Dataset items
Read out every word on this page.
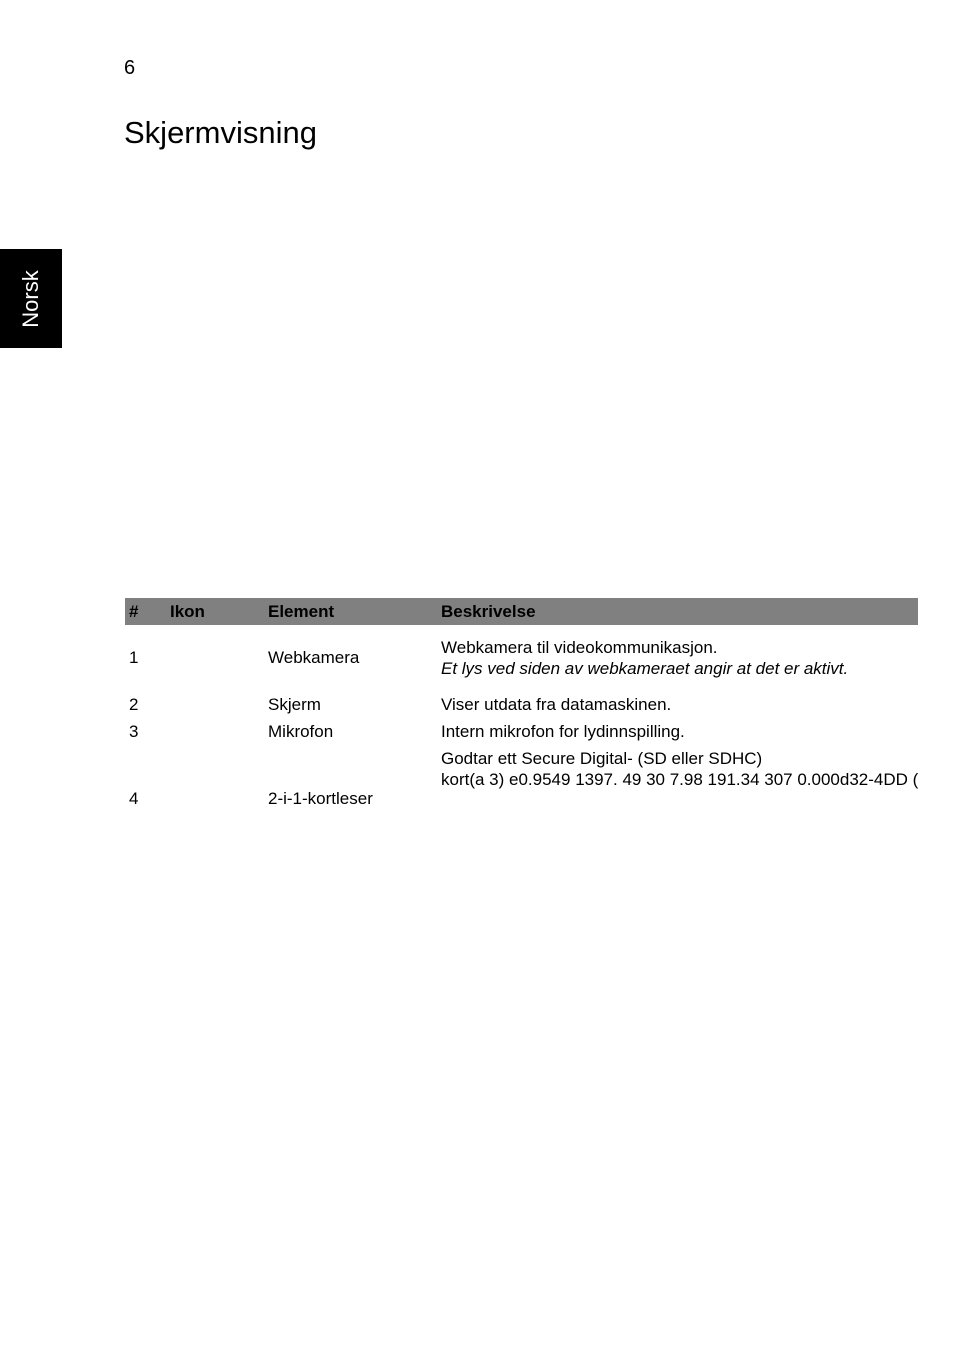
6
Skjermvisning
Norsk
#	Ikon	Element	Beskrivelse
1		Webkamera	Webkamera til videokommunikasjon.
Et lys ved siden av webkameraet angir at det er aktivt.

2		Skjerm	Viser utdata fra datamaskinen.
3		Mikrofon	Intern mikrofon for lydinnspilling.
4		2-i-1-kortleser	Godtar ett Secure Digital- (SD eller SDHC)
kort(a 3) e0.9549 1397. 49 30 7.98 191.34 307 0.000d32-4DD (
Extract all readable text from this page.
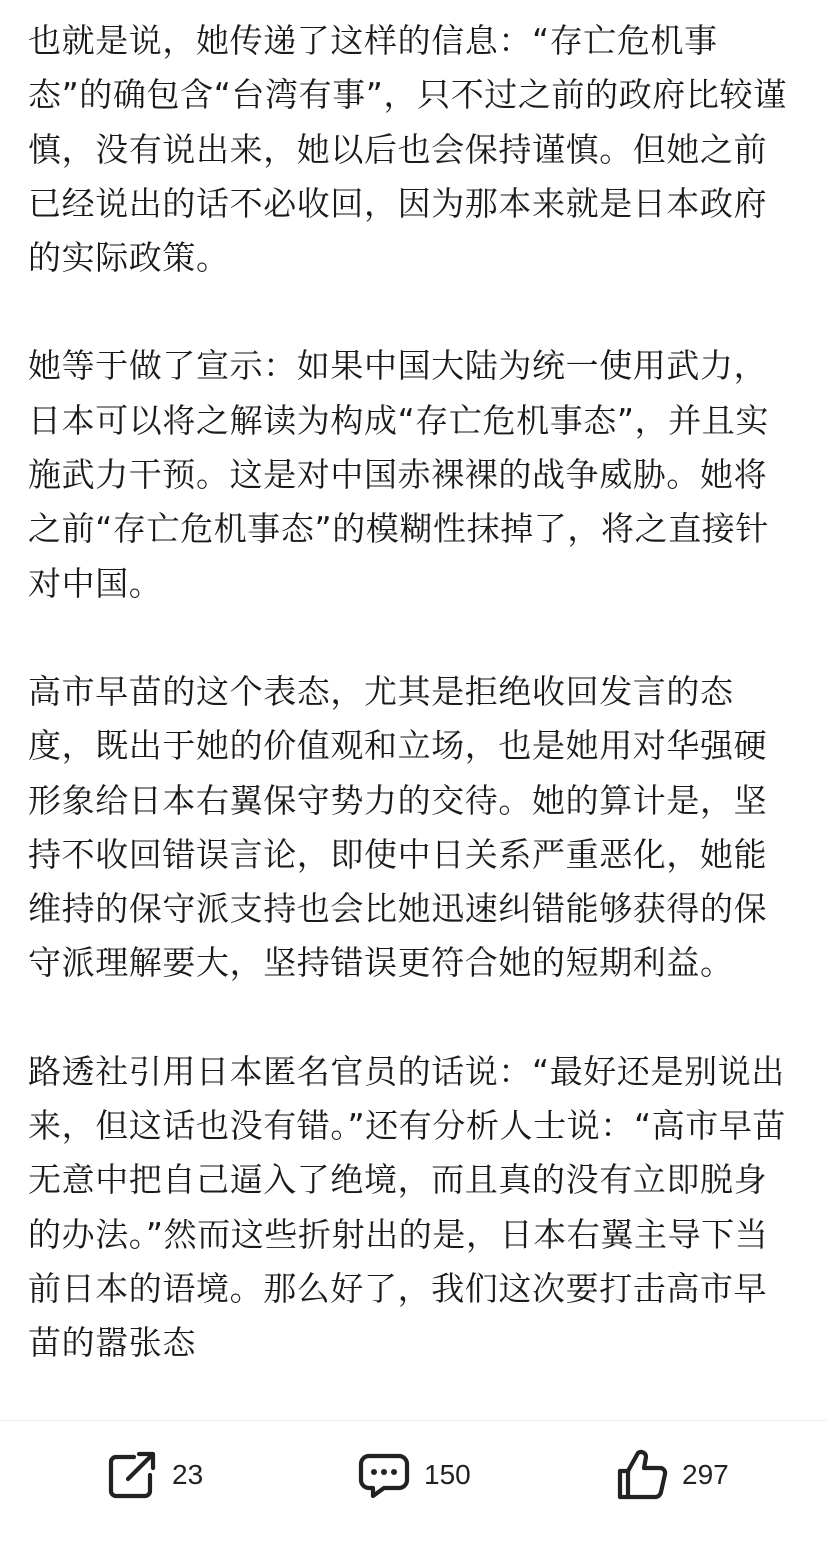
也就是说，她传递了这样的信息：“存亡危机事态”的确包含“台湾有事”，只不过之前的政府比较谨慎，没有说出来，她以后也会保持谨慎。但她之前已经说出的话不必收回，因为那本来就是日本政府的实际政策。

她等于做了宣示：如果中国大陆为统一使用武力，日本可以将之解读为构成“存亡危机事态”，并且实施武力干预。这是对中国赤裸裸的战争威胁。她将之前“存亡危机事态”的模糊性抹掉了，将之直接针对中国。

高市早苗的这个表态，尤其是拒绝收回发言的态度，既出于她的价值观和立场，也是她用对华强硬形象给日本右翼保守势力的交待。她的算计是，坚持不收回错误言论，即使中日关系严重恶化，她能维持的保守派支持也会比她迅速纠错能够获得的保守派理解要大，坚持错误更符合她的短期利益。

路透社引用日本匿名官员的话说：“最好还是别说出来，但这话也没有错。”还有分析人士说：“高市早苗无意中把自己逼入了绝境，而且真的没有立即脱身的办法。”然而这些折射出的是，日本右翼主导下当前日本的语境。那么好了，我们这次要打击高市早苗的嚣张态

23	150	297
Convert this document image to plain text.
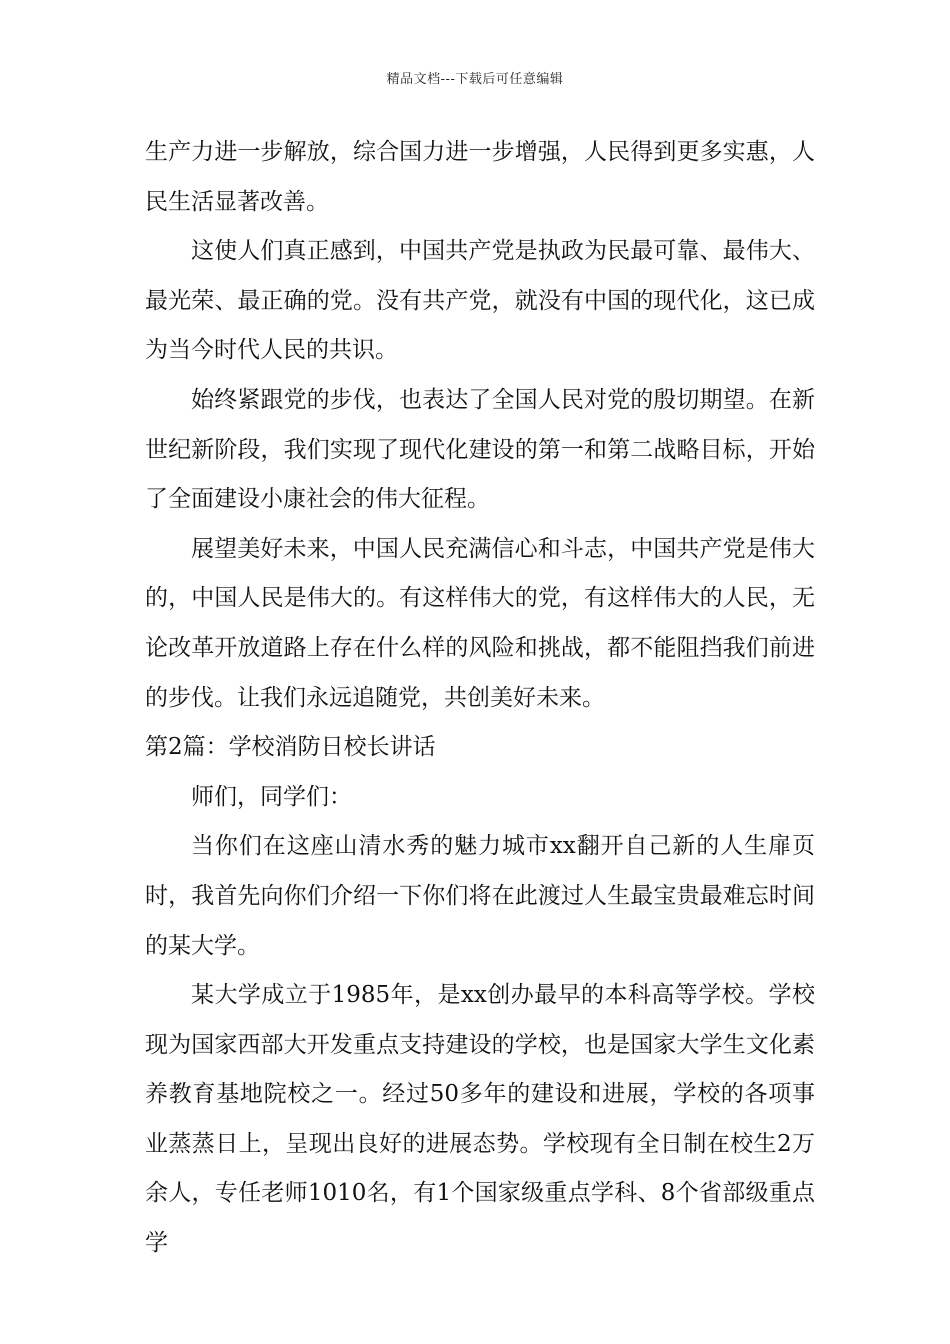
精品文档---下载后可任意编辑

生产力进一步解放，综合国力进一步增强，人民得到更多实惠，人民生活显著改善。

这使人们真正感到，中国共产党是执政为民最可靠、最伟大、最光荣、最正确的党。没有共产党，就没有中国的现代化，这已成为当今时代人民的共识。

始终紧跟党的步伐，也表达了全国人民对党的殷切期望。在新世纪新阶段，我们实现了现代化建设的第一和第二战略目标，开始了全面建设小康社会的伟大征程。

展望美好未来，中国人民充满信心和斗志，中国共产党是伟大的，中国人民是伟大的。有这样伟大的党，有这样伟大的人民，无论改革开放道路上存在什么样的风险和挑战，都不能阻挡我们前进的步伐。让我们永远追随党，共创美好未来。

第2篇：学校消防日校长讲话

师们，同学们：

当你们在这座山清水秀的魅力城市xx翻开自己新的人生扉页时，我首先向你们介绍一下你们将在此渡过人生最宝贵最难忘时间的某大学。

某大学成立于1985年，是xx创办最早的本科高等学校。学校现为国家西部大开发重点支持建设的学校，也是国家大学生文化素养教育基地院校之一。经过50多年的建设和进展，学校的各项事业蒸蒸日上，呈现出良好的进展态势。学校现有全日制在校生2万余人，专任老师1010名，有1个国家级重点学科、8个省部级重点学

**YOUR TASK:** The pictures stay out; repeat exactly the lines from the one with "Convert this document image to plain text." to the end of the entries above, and nothing else.

**TASK RESULT:**
Convert this document image to plain text.
精品文档---下载后可任意编辑

生产力进一步解放，综合国力进一步增强，人民得到更多实惠，人民生活显著改善。

这使人们真正感到，中国共产党是执政为民最可靠、最伟大、最光荣、最正确的党。没有共产党，就没有中国的现代化，这已成为当今时代人民的共识。

始终紧跟党的步伐，也表达了全国人民对党的殷切期望。在新世纪新阶段，我们实现了现代化建设的第一和第二战略目标，开始了全面建设小康社会的伟大征程。

展望美好未来，中国人民充满信心和斗志，中国共产党是伟大的，中国人民是伟大的。有这样伟大的党，有这样伟大的人民，无论改革开放道路上存在什么样的风险和挑战，都不能阻挡我们前进的步伐。让我们永远追随党，共创美好未来。

第2篇：学校消防日校长讲话

师们，同学们：

当你们在这座山清水秀的魅力城市xx翻开自己新的人生扉页时，我首先向你们介绍一下你们将在此渡过人生最宝贵最难忘时间的某大学。

某大学成立于1985年，是xx创办最早的本科高等学校。学校现为国家西部大开发重点支持建设的学校，也是国家大学生文化素养教育基地院校之一。经过50多年的建设和进展，学校的各项事业蒸蒸日上，呈现出良好的进展态势。学校现有全日制在校生2万余人，专任老师1010名，有1个国家级重点学科、8个省部级重点学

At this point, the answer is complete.